───── Dataset content
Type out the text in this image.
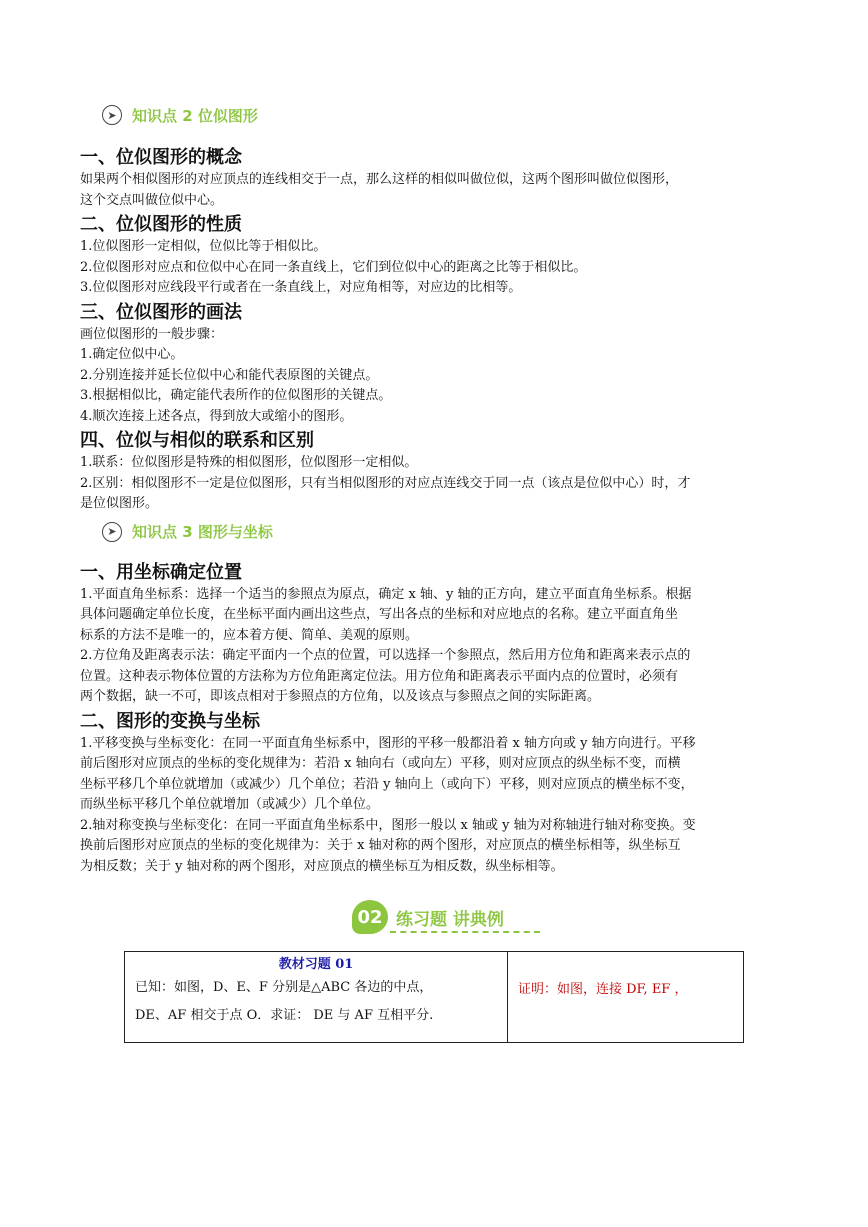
➤	知识点 2 位似图形
一、位似图形的概念

如果两个相似图形的对应顶点的连线相交于一点，那么这样的相似叫做位似，这两个图形叫做位似图形，

这个交点叫做位似中心。

二、位似图形的性质

1.位似图形一定相似，位似比等于相似比。

2.位似图形对应点和位似中心在同一条直线上，它们到位似中心的距离之比等于相似比。

3.位似图形对应线段平行或者在一条直线上，对应角相等，对应边的比相等。

三、位似图形的画法

画位似图形的一般步骤：

1.确定位似中心。

2.分别连接并延长位似中心和能代表原图的关键点。

3.根据相似比，确定能代表所作的位似图形的关键点。

4.顺次连接上述各点，得到放大或缩小的图形。

四、位似与相似的联系和区别

1.联系：位似图形是特殊的相似图形，位似图形一定相似。

2.区别：相似图形不一定是位似图形，只有当相似图形的对应点连线交于同一点（该点是位似中心）时，才

是位似图形。

➤	知识点 3 图形与坐标
一、用坐标确定位置

1.平面直角坐标系：选择一个适当的参照点为原点，确定 x 轴、y 轴的正方向，建立平面直角坐标系。根据

具体问题确定单位长度，在坐标平面内画出这些点，写出各点的坐标和对应地点的名称。建立平面直角坐

标系的方法不是唯一的，应本着方便、简单、美观的原则。

2.方位角及距离表示法：确定平面内一个点的位置，可以选择一个参照点，然后用方位角和距离来表示点的

位置。这种表示物体位置的方法称为方位角距离定位法。用方位角和距离表示平面内点的位置时，必须有

两个数据，缺一不可，即该点相对于参照点的方位角，以及该点与参照点之间的实际距离。

二、图形的变换与坐标

1.平移变换与坐标变化：在同一平面直角坐标系中，图形的平移一般都沿着 x 轴方向或 y 轴方向进行。平移

前后图形对应顶点的坐标的变化规律为：若沿 x 轴向右（或向左）平移，则对应顶点的纵坐标不变，而横

坐标平移几个单位就增加（或减少）几个单位；若沿 y 轴向上（或向下）平移，则对应顶点的横坐标不变，

而纵坐标平移几个单位就增加（或减少）几个单位。

2.轴对称变换与坐标变化：在同一平面直角坐标系中，图形一般以 x 轴或 y 轴为对称轴进行轴对称变换。变

换前后图形对应顶点的坐标的变化规律为：关于 x 轴对称的两个图形，对应顶点的横坐标相等，纵坐标互

为相反数；关于 y 轴对称的两个图形，对应顶点的横坐标互为相反数，纵坐标相等。

02 练习题 讲典例
教材习题 01
已知：如图，D、E、F 分别是△ABC 各边的中点，
DE、AF 相交于点 O．求证： DE 与 AF 互相平分.

证明：如图，连接 DF, EF ，
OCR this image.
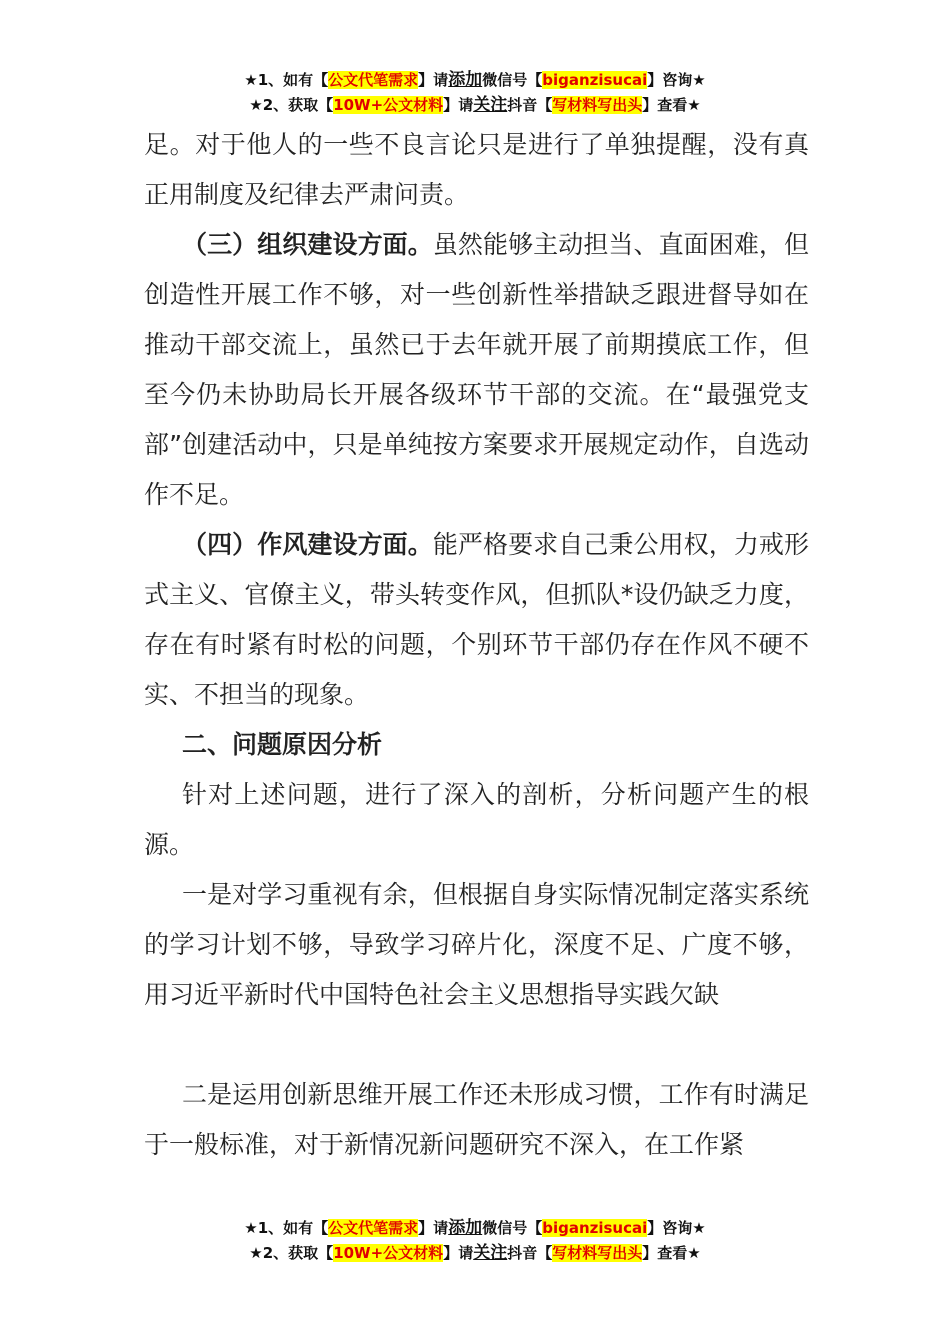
★1、如有【公文代笔需求】请添加微信号【biganzisucai】咨询★
★2、获取【10W+公文材料】请关注抖音【写材料写出头】查看★

足。对于他人的一些不良言论只是进行了单独提醒，没有真正用制度及纪律去严肃问责。

（三）组织建设方面。虽然能够主动担当、直面困难，但创造性开展工作不够，对一些创新性举措缺乏跟进督导如在推动干部交流上，虽然已于去年就开展了前期摸底工作，但至今仍未协助局长开展各级环节干部的交流。在“最强党支部”创建活动中，只是单纯按方案要求开展规定动作，自选动作不足。

（四）作风建设方面。能严格要求自己秉公用权，力戒形式主义、官僚主义，带头转变作风，但抓队*设仍缺乏力度，存在有时紧有时松的问题，个别环节干部仍存在作风不硬不实、不担当的现象。

二、问题原因分析

针对上述问题，进行了深入的剖析，分析问题产生的根源。

一是对学习重视有余，但根据自身实际情况制定落实系统的学习计划不够，导致学习碎片化，深度不足、广度不够，用习近平新时代中国特色社会主义思想指导实践欠缺

二是运用创新思维开展工作还未形成习惯，工作有时满足于一般标准，对于新情况新问题研究不深入，在工作紧

★1、如有【公文代笔需求】请添加微信号【biganzisucai】咨询★
★2、获取【10W+公文材料】请关注抖音【写材料写出头】查看★
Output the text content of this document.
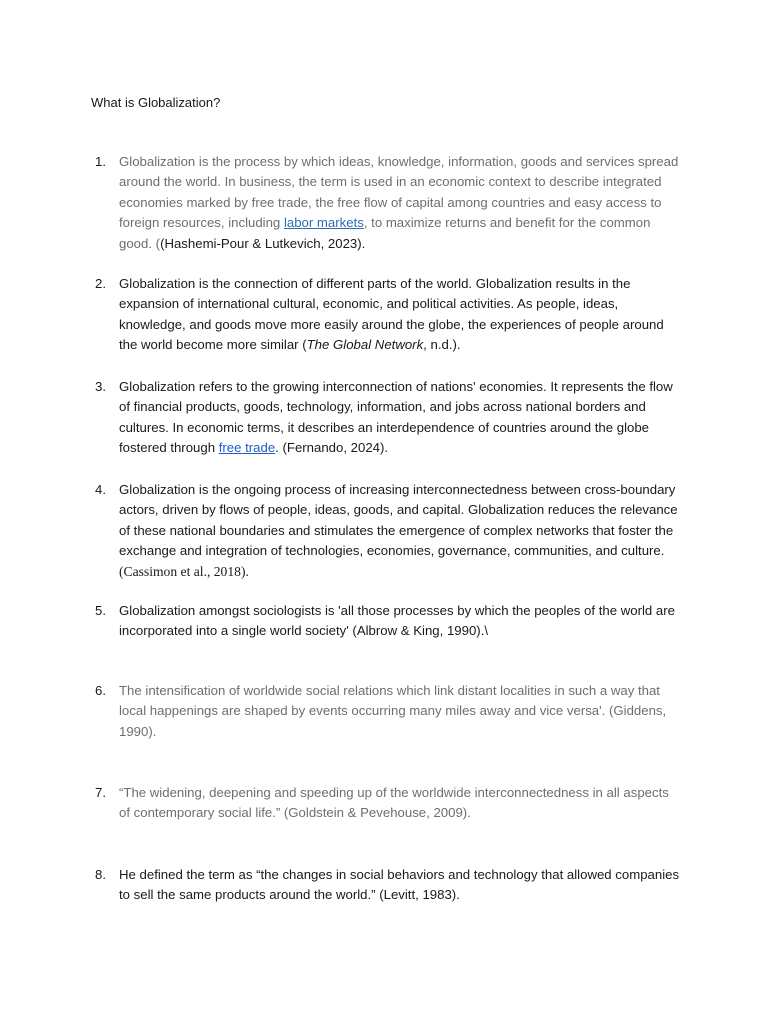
What is Globalization?
1. Globalization is the process by which ideas, knowledge, information, goods and services spread around the world. In business, the term is used in an economic context to describe integrated economies marked by free trade, the free flow of capital among countries and easy access to foreign resources, including labor markets, to maximize returns and benefit for the common good. ((Hashemi-Pour & Lutkevich, 2023).
2. Globalization is the connection of different parts of the world. Globalization results in the expansion of international cultural, economic, and political activities. As people, ideas, knowledge, and goods move more easily around the globe, the experiences of people around the world become more similar (The Global Network, n.d.).
3. Globalization refers to the growing interconnection of nations' economies. It represents the flow of financial products, goods, technology, information, and jobs across national borders and cultures. In economic terms, it describes an interdependence of countries around the globe fostered through free trade. (Fernando, 2024).
4. Globalization is the ongoing process of increasing interconnectedness between cross-boundary actors, driven by flows of people, ideas, goods, and capital. Globalization reduces the relevance of these national boundaries and stimulates the emergence of complex networks that foster the exchange and integration of technologies, economies, governance, communities, and culture. (Cassimon et al., 2018).
5. Globalization amongst sociologists is 'all those processes by which the peoples of the world are incorporated into a single world society' (Albrow & King, 1990).\
6. The intensification of worldwide social relations which link distant localities in such a way that local happenings are shaped by events occurring many miles away and vice versa'. (Giddens, 1990).
7. “The widening, deepening and speeding up of the worldwide interconnectedness in all aspects of contemporary social life.” (Goldstein & Pevehouse, 2009).
8. He defined the term as “the changes in social behaviors and technology that allowed companies to sell the same products around the world.” (Levitt, 1983).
──────────
## Exercise:
From the entries above, copy every line where the word "image" shows up.

## Answer to this exercise:
Type out the text in this image.
OCR this image.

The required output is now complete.